__EXERCISE OBJECTIVE__:
Of all the lines in the material below, how many include the string "Help"? Give the number only.

Dataset rows

━━━━━━━━

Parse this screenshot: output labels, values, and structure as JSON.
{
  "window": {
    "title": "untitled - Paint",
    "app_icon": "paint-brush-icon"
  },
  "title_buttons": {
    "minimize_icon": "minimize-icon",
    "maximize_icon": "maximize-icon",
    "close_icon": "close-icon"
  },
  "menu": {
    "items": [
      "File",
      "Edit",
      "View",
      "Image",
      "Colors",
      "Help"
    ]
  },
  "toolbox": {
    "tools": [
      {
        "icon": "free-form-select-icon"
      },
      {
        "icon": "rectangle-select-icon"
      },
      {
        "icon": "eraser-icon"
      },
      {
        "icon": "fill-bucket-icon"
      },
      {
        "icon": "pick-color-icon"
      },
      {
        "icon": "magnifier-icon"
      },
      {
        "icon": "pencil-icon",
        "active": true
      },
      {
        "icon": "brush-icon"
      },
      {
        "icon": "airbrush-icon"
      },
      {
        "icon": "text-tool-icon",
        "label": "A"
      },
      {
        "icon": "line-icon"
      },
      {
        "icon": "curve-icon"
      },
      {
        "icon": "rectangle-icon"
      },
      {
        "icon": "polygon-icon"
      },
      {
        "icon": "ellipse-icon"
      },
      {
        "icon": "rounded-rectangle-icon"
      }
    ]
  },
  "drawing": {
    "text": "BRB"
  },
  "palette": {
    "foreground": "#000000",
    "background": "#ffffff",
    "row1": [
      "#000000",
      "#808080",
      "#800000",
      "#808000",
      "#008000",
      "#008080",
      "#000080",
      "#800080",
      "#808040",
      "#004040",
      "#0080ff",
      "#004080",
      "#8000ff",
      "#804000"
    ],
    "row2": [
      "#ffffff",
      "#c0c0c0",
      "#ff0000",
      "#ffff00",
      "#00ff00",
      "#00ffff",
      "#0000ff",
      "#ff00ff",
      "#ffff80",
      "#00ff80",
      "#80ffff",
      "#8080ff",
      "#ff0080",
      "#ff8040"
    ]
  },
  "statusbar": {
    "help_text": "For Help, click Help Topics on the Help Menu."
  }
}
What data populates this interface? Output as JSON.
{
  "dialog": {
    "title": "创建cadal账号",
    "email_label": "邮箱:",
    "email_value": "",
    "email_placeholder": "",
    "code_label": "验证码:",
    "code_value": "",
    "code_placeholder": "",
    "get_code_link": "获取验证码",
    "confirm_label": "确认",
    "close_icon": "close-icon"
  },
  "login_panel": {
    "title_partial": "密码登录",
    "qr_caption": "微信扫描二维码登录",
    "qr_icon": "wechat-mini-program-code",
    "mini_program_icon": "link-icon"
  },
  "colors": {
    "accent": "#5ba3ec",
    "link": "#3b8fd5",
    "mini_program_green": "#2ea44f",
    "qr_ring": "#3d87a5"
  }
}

━━━━━━━━

__EXERCISE RESPONSE__:
2